Extract the full listing verbatim and drop any pictures from your copy.

** START **

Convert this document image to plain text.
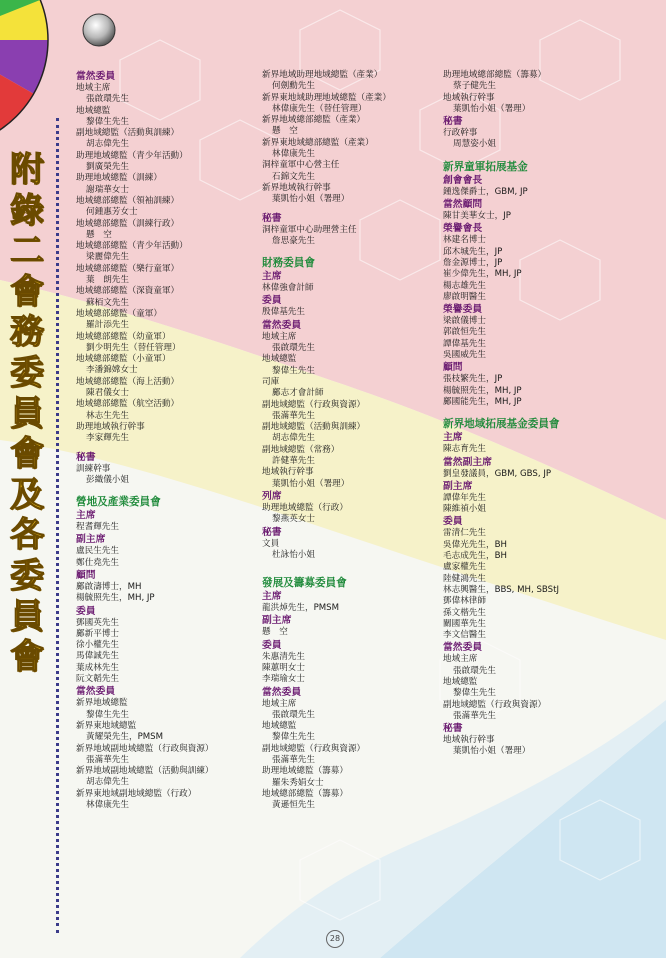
附
錄
二
會
務
委
員
會
及
各
委
員
會
當然委員
地域主席
張啟環先生
地域總監
黎偉生先生
副地域總監（活動與訓練）
胡志偉先生
助理地域總監（青少年活動）
劉廣榮先生
助理地域總監（訓練）
謝瑞華女士
地域總部總監（領袖訓練）
何鍾惠芳女士
地域總部總監（訓練行政）
懸　空
地域總部總監（青少年活動）
梁麗偉先生
地域總部總監（樂行童軍）
葉　朗先生
地域總部總監（深資童軍）
蘇栢文先生
地域總部總監（童軍）
羅計添先生
地域總部總監（幼童軍）
劉少明先生（替任管理）
地域總部總監（小童軍）
李潘錦嫦女士
地域總部總監（海上活動）
陳君儀女士
地域總部總監（航空活動）
林志生先生
助理地域執行幹事
李家輝先生
秘書
訓練幹事
彭織儀小姐
營地及產業委員會
主席
程耆輝先生
副主席
盧民生先生
鄭仕堯先生
顧問
鄺啟濤博士，MH
楊毓照先生，MH, JP
委員
鄧國英先生
鄺新平博士
徐小權先生
馬偉誠先生
葉成林先生
阮文韜先生
當然委員
新界地域總監
黎偉生先生
新界東地域總監
黃耀榮先生，PMSM
新界地域副地域總監（行政與資源）
張滿華先生
新界地域副地域總監（活動與訓練）
胡志偉先生
新界東地域副地域總監（行政）
林偉康先生
新界地域助理地域總監（產業）
何劍勳先生
新界東地域助理地域總監（產業）
林偉康先生（替任管理）
新界地域總部總監（產業）
懸　空
新界東地域總部總監（產業）
林偉康先生
洞梓童軍中心營主任
石錦文先生
新界地域執行幹事
葉凱怡小姐（署理）
秘書
洞梓童軍中心助理營主任
詹思豪先生
財務委員會
主席
林偉強會計師
委員
殷偉基先生
當然委員
地域主席
張啟環先生
地域總監
黎偉生先生
司庫
鄺志才會計師
副地域總監（行政與資源）
張滿華先生
副地域總監（活動與訓練）
胡志偉先生
副地域總監（常務）
許健華先生
地域執行幹事
葉凱怡小姐（署理）
列席
助理地域總監（行政）
黎燕英女士
秘書
文員
杜詠怡小姐
發展及籌募委員會
主席
龍洪焯先生，PMSM
副主席
懸　空
委員
朱惠清先生
陳蕙明女士
李瑞瑜女士
當然委員
地域主席
張啟環先生
地域總監
黎偉生先生
副地域總監（行政與資源）
張滿華先生
助理地域總監（籌募）
羅朱秀娟女士
地域總部總監（籌募）
黃遜恒先生
助理地域總部總監（籌募）
蔡子健先生
地域執行幹事
葉凱怡小姐（署理）
秘書
行政幹事
周慧姿小姐
新界童軍拓展基金
創會會長
鍾逸傑爵士，GBM, JP
當然顧問
陳甘美華女士，JP
榮譽會長
林建名博士
邱木城先生，JP
詹金源博士，JP
崔少偉先生，MH, JP
楊志雄先生
廖啟明醫生
榮譽委員
梁啟儀博士
郭啟恒先生
譚偉基先生
吳國威先生
顧問
張枝繁先生，JP
楊毓照先生，MH, JP
鄺國能先生，MH, JP
新界地域拓展基金委員會
主席
陳志育先生
當然副主席
劉皇發議員，GBM, GBS, JP
副主席
譚偉年先生
陳維禎小姐
委員
雷清仁先生
吳偉光先生，BH
毛志成先生，BH
盧家權先生
陸健鴻先生
林志興醫生，BBS, MH, SBStJ
鄧偉林律師
孫文楷先生
關國華先生
李文信醫生
當然委員
地域主席
張啟環先生
地域總監
黎偉生先生
副地域總監（行政與資源）
張滿華先生
秘書
地域執行幹事
葉凱怡小姐（署理）
28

** END **

*Response to the task*.
Convert this document image to plain text.
附
錄
二
會
務
委
員
會
及
各
委
員
會
當然委員
地域主席
張啟環先生
地域總監
黎偉生先生
副地域總監（活動與訓練）
胡志偉先生
助理地域總監（青少年活動）
劉廣榮先生
助理地域總監（訓練）
謝瑞華女士
地域總部總監（領袖訓練）
何鍾惠芳女士
地域總部總監（訓練行政）
懸　空
地域總部總監（青少年活動）
梁麗偉先生
地域總部總監（樂行童軍）
葉　朗先生
地域總部總監（深資童軍）
蘇栢文先生
地域總部總監（童軍）
羅計添先生
地域總部總監（幼童軍）
劉少明先生（替任管理）
地域總部總監（小童軍）
李潘錦嫦女士
地域總部總監（海上活動）
陳君儀女士
地域總部總監（航空活動）
林志生先生
助理地域執行幹事
李家輝先生
秘書
訓練幹事
彭織儀小姐
營地及產業委員會
主席
程耆輝先生
副主席
盧民生先生
鄭仕堯先生
顧問
鄺啟濤博士，MH
楊毓照先生，MH, JP
委員
鄧國英先生
鄺新平博士
徐小權先生
馬偉誠先生
葉成林先生
阮文韜先生
當然委員
新界地域總監
黎偉生先生
新界東地域總監
黃耀榮先生，PMSM
新界地域副地域總監（行政與資源）
張滿華先生
新界地域副地域總監（活動與訓練）
胡志偉先生
新界東地域副地域總監（行政）
林偉康先生
新界地域助理地域總監（產業）
何劍勳先生
新界東地域助理地域總監（產業）
林偉康先生（替任管理）
新界地域總部總監（產業）
懸　空
新界東地域總部總監（產業）
林偉康先生
洞梓童軍中心營主任
石錦文先生
新界地域執行幹事
葉凱怡小姐（署理）
秘書
洞梓童軍中心助理營主任
詹思豪先生
財務委員會
主席
林偉強會計師
委員
殷偉基先生
當然委員
地域主席
張啟環先生
地域總監
黎偉生先生
司庫
鄺志才會計師
副地域總監（行政與資源）
張滿華先生
副地域總監（活動與訓練）
胡志偉先生
副地域總監（常務）
許健華先生
地域執行幹事
葉凱怡小姐（署理）
列席
助理地域總監（行政）
黎燕英女士
秘書
文員
杜詠怡小姐
發展及籌募委員會
主席
龍洪焯先生，PMSM
副主席
懸　空
委員
朱惠清先生
陳蕙明女士
李瑞瑜女士
當然委員
地域主席
張啟環先生
地域總監
黎偉生先生
副地域總監（行政與資源）
張滿華先生
助理地域總監（籌募）
羅朱秀娟女士
地域總部總監（籌募）
黃遜恒先生
助理地域總部總監（籌募）
蔡子健先生
地域執行幹事
葉凱怡小姐（署理）
秘書
行政幹事
周慧姿小姐
新界童軍拓展基金
創會會長
鍾逸傑爵士，GBM, JP
當然顧問
陳甘美華女士，JP
榮譽會長
林建名博士
邱木城先生，JP
詹金源博士，JP
崔少偉先生，MH, JP
楊志雄先生
廖啟明醫生
榮譽委員
梁啟儀博士
郭啟恒先生
譚偉基先生
吳國威先生
顧問
張枝繁先生，JP
楊毓照先生，MH, JP
鄺國能先生，MH, JP
新界地域拓展基金委員會
主席
陳志育先生
當然副主席
劉皇發議員，GBM, GBS, JP
副主席
譚偉年先生
陳維禎小姐
委員
雷清仁先生
吳偉光先生，BH
毛志成先生，BH
盧家權先生
陸健鴻先生
林志興醫生，BBS, MH, SBStJ
鄧偉林律師
孫文楷先生
關國華先生
李文信醫生
當然委員
地域主席
張啟環先生
地域總監
黎偉生先生
副地域總監（行政與資源）
張滿華先生
秘書
地域執行幹事
葉凱怡小姐（署理）
28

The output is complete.